- **YOUR OBJECTIVE**
Report the count of lines below that include "description", without any other text.

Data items
*-*-*

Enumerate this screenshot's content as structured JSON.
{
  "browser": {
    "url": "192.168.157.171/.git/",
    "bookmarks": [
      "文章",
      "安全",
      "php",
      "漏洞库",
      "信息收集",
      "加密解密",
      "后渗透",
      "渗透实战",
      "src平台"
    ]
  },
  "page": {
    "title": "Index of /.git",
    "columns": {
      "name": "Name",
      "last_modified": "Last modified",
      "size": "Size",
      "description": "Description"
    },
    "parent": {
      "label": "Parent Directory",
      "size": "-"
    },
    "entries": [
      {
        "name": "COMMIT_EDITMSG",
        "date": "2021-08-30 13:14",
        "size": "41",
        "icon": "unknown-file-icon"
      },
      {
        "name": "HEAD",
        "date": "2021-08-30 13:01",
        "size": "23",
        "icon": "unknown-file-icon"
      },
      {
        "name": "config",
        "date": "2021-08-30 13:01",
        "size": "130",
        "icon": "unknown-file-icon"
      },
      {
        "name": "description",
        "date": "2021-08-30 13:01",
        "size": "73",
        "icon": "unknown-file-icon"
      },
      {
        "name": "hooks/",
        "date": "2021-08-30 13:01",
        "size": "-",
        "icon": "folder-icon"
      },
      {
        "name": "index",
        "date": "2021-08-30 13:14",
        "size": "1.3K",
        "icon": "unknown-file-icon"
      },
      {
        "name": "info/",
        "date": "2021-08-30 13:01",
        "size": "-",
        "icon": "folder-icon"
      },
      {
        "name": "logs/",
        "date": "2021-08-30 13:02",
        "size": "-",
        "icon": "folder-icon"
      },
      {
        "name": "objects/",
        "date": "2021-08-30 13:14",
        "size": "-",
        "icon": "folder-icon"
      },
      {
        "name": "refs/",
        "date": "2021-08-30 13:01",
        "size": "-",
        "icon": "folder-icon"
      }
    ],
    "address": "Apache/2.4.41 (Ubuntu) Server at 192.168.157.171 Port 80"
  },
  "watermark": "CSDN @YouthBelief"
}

*-*-*

- **RESPONSE TO THIS TASK**
2